■ TASK TO COMPLETE: Could you print every record below exactly as it appears?

Stored data entries:
====

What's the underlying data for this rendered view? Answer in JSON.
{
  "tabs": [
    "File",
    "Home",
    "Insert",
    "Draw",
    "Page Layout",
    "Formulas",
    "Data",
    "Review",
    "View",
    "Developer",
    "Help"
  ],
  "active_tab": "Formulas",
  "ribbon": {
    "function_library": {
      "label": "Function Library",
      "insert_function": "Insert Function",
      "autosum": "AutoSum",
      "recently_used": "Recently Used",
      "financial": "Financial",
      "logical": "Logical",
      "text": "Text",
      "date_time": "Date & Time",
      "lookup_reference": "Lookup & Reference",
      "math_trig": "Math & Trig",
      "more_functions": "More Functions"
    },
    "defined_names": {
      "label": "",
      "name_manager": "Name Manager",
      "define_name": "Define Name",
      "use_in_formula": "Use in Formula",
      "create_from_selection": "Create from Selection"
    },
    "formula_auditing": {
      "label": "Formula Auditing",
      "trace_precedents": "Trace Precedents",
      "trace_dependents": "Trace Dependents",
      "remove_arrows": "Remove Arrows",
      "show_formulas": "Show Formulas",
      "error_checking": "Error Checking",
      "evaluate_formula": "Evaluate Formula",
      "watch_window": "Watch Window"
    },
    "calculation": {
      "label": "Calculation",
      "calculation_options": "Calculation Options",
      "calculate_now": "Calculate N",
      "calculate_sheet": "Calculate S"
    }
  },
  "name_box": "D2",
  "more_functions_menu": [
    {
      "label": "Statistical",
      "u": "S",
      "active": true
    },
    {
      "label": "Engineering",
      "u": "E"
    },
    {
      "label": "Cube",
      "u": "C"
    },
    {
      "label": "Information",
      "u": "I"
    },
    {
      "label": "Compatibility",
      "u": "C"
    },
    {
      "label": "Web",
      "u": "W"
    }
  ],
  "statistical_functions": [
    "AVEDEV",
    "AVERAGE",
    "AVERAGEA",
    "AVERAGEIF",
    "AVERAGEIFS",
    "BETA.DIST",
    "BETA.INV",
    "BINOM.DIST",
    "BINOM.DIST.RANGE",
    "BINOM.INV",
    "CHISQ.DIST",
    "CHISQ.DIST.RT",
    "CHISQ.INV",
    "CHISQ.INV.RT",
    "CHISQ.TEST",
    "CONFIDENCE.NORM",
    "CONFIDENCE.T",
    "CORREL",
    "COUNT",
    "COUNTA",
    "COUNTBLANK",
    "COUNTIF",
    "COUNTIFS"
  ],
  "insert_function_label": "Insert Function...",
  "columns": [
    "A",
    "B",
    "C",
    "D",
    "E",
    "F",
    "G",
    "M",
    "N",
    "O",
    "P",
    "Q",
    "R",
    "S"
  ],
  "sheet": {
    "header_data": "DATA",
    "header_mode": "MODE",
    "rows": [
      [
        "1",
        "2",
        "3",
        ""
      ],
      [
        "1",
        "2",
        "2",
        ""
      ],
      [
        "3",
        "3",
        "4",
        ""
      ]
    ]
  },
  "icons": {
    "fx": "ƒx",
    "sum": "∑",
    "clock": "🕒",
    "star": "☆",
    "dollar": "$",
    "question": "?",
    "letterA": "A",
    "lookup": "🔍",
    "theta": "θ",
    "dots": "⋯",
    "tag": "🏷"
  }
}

====

■ COMPLETED EXERCISE:
What's the underlying data for this rendered view? Answer in JSON.
{
  "tabs": [
    "File",
    "Home",
    "Insert",
    "Draw",
    "Page Layout",
    "Formulas",
    "Data",
    "Review",
    "View",
    "Developer",
    "Help"
  ],
  "active_tab": "Formulas",
  "ribbon": {
    "function_library": {
      "label": "Function Library",
      "insert_function": "Insert Function",
      "autosum": "AutoSum",
      "recently_used": "Recently Used",
      "financial": "Financial",
      "logical": "Logical",
      "text": "Text",
      "date_time": "Date & Time",
      "lookup_reference": "Lookup & Reference",
      "math_trig": "Math & Trig",
      "more_functions": "More Functions"
    },
    "defined_names": {
      "label": "",
      "name_manager": "Name Manager",
      "define_name": "Define Name",
      "use_in_formula": "Use in Formula",
      "create_from_selection": "Create from Selection"
    },
    "formula_auditing": {
      "label": "Formula Auditing",
      "trace_precedents": "Trace Precedents",
      "trace_dependents": "Trace Dependents",
      "remove_arrows": "Remove Arrows",
      "show_formulas": "Show Formulas",
      "error_checking": "Error Checking",
      "evaluate_formula": "Evaluate Formula",
      "watch_window": "Watch Window"
    },
    "calculation": {
      "label": "Calculation",
      "calculation_options": "Calculation Options",
      "calculate_now": "Calculate N",
      "calculate_sheet": "Calculate S"
    }
  },
  "name_box": "D2",
  "more_functions_menu": [
    {
      "label": "Statistical",
      "u": "S",
      "active": true
    },
    {
      "label": "Engineering",
      "u": "E"
    },
    {
      "label": "Cube",
      "u": "C"
    },
    {
      "label": "Information",
      "u": "I"
    },
    {
      "label": "Compatibility",
      "u": "C"
    },
    {
      "label": "Web",
      "u": "W"
    }
  ],
  "statistical_functions": [
    "AVEDEV",
    "AVERAGE",
    "AVERAGEA",
    "AVERAGEIF",
    "AVERAGEIFS",
    "BETA.DIST",
    "BETA.INV",
    "BINOM.DIST",
    "BINOM.DIST.RANGE",
    "BINOM.INV",
    "CHISQ.DIST",
    "CHISQ.DIST.RT",
    "CHISQ.INV",
    "CHISQ.INV.RT",
    "CHISQ.TEST",
    "CONFIDENCE.NORM",
    "CONFIDENCE.T",
    "CORREL",
    "COUNT",
    "COUNTA",
    "COUNTBLANK",
    "COUNTIF",
    "COUNTIFS"
  ],
  "insert_function_label": "Insert Function...",
  "columns": [
    "A",
    "B",
    "C",
    "D",
    "E",
    "F",
    "G",
    "M",
    "N",
    "O",
    "P",
    "Q",
    "R",
    "S"
  ],
  "sheet": {
    "header_data": "DATA",
    "header_mode": "MODE",
    "rows": [
      [
        "1",
        "2",
        "3",
        ""
      ],
      [
        "1",
        "2",
        "2",
        ""
      ],
      [
        "3",
        "3",
        "4",
        ""
      ]
    ]
  },
  "icons": {
    "fx": "ƒx",
    "sum": "∑",
    "clock": "🕒",
    "star": "☆",
    "dollar": "$",
    "question": "?",
    "letterA": "A",
    "lookup": "🔍",
    "theta": "θ",
    "dots": "⋯",
    "tag": "🏷"
  }
}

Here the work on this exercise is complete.